start TEXT EXCERPT

Surprise discovery of practice trenches at Ampthill recalls a Bedfordshire training camp
Archaeologists searching for the lost Tudor palace at Ampthill Great Park, in Bedfordshire some 45 miles north of London, have instead uncovered the practice trenches where local men were prepared for the Western Front.
The team from DigVentures expected geophysical scans near the castle ruins to reveal stables or a banqueting hall. What they found in trench one was First World War training works: timber-revetted sides, evidenced by rows of nails from the planking, and sandbags.
More unusual were five parallel wires, cut and repaired in shallow trenches of their own – most likely a feature for training signallers to mend communications lines under battle conditions, and to conceal cable against enemy ‘wire warfare’.
The trenches are the physical trace of the Bedfordshire Training Depot, established at Ampthill in 1914 by Herbrand Russell, 11th Duke of Bedford, in response to Lord Kitchener’s call for volunteers. The depot trained 2,235 infantrymen who joined under the voluntary system, before becoming No. 9 Command Depot, which treated wounded and convalescent soldiers between 1916 and 1919. The cost was heavy: four officers and 155 men of those trained had been killed by October 1916 alone.

end TEXT EXCERPT
start MATERIAL SUPPLIED

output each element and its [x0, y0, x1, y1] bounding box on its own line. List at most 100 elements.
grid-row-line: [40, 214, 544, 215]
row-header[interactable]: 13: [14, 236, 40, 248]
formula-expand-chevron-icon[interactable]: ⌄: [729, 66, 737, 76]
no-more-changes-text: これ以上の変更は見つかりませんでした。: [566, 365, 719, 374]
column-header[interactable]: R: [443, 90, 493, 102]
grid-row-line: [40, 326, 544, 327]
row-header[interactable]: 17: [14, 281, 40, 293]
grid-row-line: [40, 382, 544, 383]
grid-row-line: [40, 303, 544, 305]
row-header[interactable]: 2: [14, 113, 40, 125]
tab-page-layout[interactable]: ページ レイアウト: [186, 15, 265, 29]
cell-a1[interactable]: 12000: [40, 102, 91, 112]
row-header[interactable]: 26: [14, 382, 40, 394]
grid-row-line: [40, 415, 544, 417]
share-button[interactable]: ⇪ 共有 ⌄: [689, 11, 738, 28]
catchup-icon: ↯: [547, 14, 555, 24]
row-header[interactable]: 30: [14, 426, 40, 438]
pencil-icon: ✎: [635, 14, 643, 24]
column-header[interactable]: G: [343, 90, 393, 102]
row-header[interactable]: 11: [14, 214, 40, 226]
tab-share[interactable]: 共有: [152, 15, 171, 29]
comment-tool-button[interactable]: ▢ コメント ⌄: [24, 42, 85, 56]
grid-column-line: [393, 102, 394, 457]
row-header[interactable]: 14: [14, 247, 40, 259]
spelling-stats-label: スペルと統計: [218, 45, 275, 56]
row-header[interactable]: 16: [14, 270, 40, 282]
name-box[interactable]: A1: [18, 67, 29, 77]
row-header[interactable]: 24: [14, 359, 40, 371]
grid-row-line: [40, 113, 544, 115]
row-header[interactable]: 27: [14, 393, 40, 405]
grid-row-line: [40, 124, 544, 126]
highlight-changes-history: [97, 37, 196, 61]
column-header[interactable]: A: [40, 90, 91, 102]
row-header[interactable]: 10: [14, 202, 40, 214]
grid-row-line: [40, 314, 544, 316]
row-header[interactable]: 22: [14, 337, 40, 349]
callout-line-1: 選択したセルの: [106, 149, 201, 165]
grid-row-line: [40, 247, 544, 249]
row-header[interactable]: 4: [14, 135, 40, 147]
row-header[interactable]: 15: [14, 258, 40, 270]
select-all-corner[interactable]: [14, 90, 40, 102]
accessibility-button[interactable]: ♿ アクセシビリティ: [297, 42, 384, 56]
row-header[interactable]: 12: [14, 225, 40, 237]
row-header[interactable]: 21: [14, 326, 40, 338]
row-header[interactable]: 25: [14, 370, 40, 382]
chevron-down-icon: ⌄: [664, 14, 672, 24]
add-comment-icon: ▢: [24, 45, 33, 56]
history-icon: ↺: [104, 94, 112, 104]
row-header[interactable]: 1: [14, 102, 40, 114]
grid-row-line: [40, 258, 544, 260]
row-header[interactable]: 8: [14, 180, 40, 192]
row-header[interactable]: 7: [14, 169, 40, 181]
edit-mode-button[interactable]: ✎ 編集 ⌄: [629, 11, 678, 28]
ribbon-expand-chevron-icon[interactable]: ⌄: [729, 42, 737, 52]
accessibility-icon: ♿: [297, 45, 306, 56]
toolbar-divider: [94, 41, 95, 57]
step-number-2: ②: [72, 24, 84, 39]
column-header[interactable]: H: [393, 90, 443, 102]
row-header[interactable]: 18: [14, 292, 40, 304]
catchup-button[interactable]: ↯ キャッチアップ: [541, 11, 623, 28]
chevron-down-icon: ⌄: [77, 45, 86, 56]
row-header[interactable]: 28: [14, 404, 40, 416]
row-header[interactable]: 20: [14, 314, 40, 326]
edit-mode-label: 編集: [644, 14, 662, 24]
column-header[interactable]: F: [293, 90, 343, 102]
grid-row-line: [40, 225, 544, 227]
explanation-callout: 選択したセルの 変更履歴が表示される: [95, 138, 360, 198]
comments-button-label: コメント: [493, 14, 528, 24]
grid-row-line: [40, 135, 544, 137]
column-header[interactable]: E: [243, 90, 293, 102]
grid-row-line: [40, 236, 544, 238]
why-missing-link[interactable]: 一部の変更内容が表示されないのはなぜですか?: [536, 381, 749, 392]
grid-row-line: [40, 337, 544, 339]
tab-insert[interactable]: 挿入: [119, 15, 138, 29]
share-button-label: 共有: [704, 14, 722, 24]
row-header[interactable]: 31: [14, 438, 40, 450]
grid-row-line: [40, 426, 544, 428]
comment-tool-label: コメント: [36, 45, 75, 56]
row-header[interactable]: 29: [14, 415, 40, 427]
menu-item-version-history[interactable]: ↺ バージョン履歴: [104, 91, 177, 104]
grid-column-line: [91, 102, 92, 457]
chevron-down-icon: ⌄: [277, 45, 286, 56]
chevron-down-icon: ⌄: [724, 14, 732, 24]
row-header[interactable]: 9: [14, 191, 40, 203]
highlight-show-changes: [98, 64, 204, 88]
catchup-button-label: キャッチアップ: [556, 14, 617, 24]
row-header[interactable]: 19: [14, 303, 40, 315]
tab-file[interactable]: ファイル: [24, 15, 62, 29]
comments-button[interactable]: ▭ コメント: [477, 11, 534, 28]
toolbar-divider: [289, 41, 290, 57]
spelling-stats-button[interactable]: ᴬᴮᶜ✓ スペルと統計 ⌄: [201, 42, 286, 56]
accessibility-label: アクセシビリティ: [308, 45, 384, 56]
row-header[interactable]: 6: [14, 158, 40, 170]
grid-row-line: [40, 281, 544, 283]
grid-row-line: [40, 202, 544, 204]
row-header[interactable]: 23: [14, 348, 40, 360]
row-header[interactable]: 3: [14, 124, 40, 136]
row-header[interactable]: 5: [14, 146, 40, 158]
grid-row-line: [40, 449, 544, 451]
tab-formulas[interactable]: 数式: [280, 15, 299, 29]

end MATERIAL SUPPLIED

=== REQUIRED WORK ===
1. Reproduce word for word the part of the Ampthill trenches text from "The trenches are" up to and including "October 1916 alone.".
2. According to the Ampthill trenches text, how many infantrymen did the Bedfordshire Training Depot train under the voluntary system?

=== SET OF ANSWERS ===
1.
The trenches are the physical trace of the Bedfordshire Training Depot, established at Ampthill in 1914 by Herbrand Russell, 11th Duke of Bedford, in response to Lord Kitchener’s call for volunteers. The depot trained 2,235 infantrymen who joined under the voluntary system, before becoming No. 9 Command Depot, which treated wounded and convalescent soldiers between 1916 and 1919. The cost was heavy: four officers and 155 men of those trained had been killed by October 1916 alone.

2. 2,235 infantrymen.